SET PROBLEM
Look at each line of the records and count those with "regular" in them. Please answer with the count alone.

GIVEN DATA
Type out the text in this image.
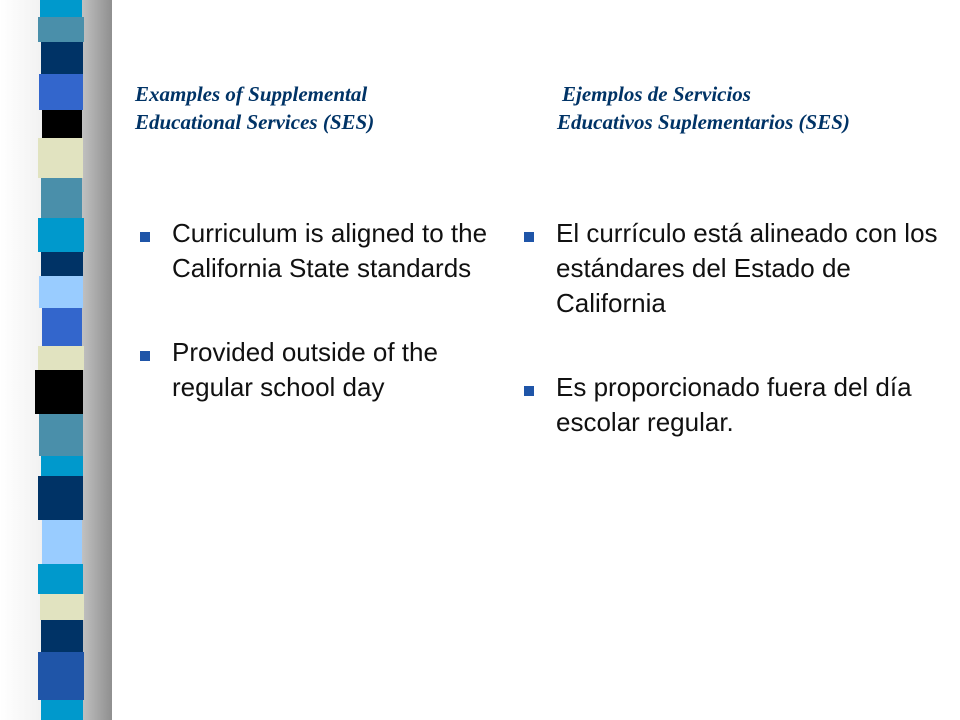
Examples of Supplemental
Educational Services (SES)
Ejemplos de Servicios
Educativos Suplementarios (SES)
Curriculum is aligned to the California State standards
Provided outside of the regular school day
El currículo está alineado con los estándares del Estado de California
Es proporcionado fuera del día escolar regular.
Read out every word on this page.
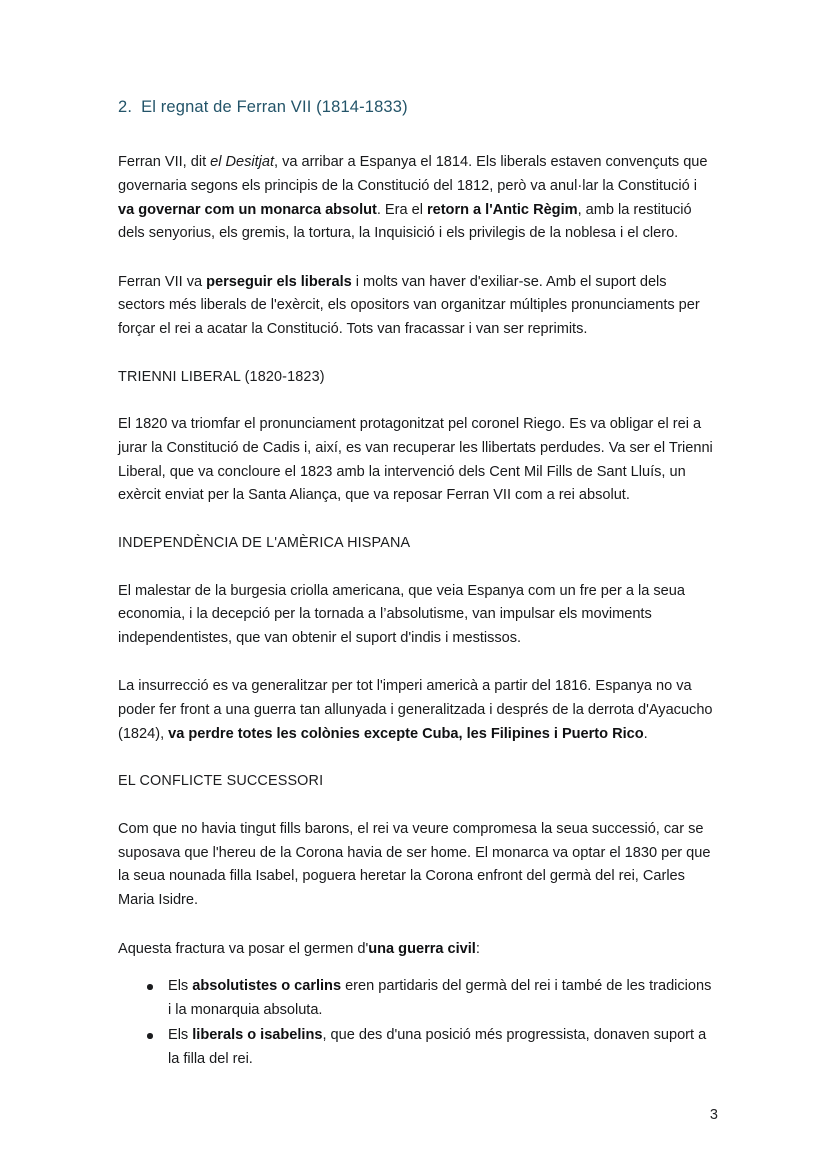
2. El regnat de Ferran VII (1814-1833)

Ferran VII, dit el Desitjat, va arribar a Espanya el 1814. Els liberals estaven convençuts que governaria segons els principis de la Constitució del 1812, però va anul·lar la Constitució i va governar com un monarca absolut. Era el retorn a l'Antic Règim, amb la restitució dels senyorius, els gremis, la tortura, la Inquisició i els privilegis de la noblesa i el clero.

Ferran VII va perseguir els liberals i molts van haver d'exiliar-se. Amb el suport dels sectors més liberals de l'exèrcit, els opositors van organitzar múltiples pronunciaments per forçar el rei a acatar la Constitució. Tots van fracassar i van ser reprimits.

TRIENNI LIBERAL (1820-1823)

El 1820 va triomfar el pronunciament protagonitzat pel coronel Riego. Es va obligar el rei a jurar la Constitució de Cadis i, així, es van recuperar les llibertats perdudes. Va ser el Trienni Liberal, que va concloure el 1823 amb la intervenció dels Cent Mil Fills de Sant Lluís, un exèrcit enviat per la Santa Aliança, que va reposar Ferran VII com a rei absolut.

INDEPENDÈNCIA DE L'AMÈRICA HISPANA

El malestar de la burgesia criolla americana, que veia Espanya com un fre per a la seua economia, i la decepció per la tornada a l’absolutisme, van impulsar els moviments independentistes, que van obtenir el suport d'indis i mestissos.

La insurrecció es va generalitzar per tot l'imperi americà a partir del 1816. Espanya no va poder fer front a una guerra tan allunyada i generalitzada i després de la derrota d'Ayacucho (1824), va perdre totes les colònies excepte Cuba, les Filipines i Puerto Rico.

EL CONFLICTE SUCCESSORI

Com que no havia tingut fills barons, el rei va veure compromesa la seua successió, car se suposava que l'hereu de la Corona havia de ser home. El monarca va optar el 1830 per que la seua nounada filla Isabel, poguera heretar la Corona enfront del germà del rei, Carles Maria Isidre.

Aquesta fractura va posar el germen d'una guerra civil:

Els absolutistes o carlins eren partidaris del germà del rei i també de les tradicions i la monarquia absoluta.
Els liberals o isabelins, que des d'una posició més progressista, donaven suport a la filla del rei.
3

WORKED ANSWER
2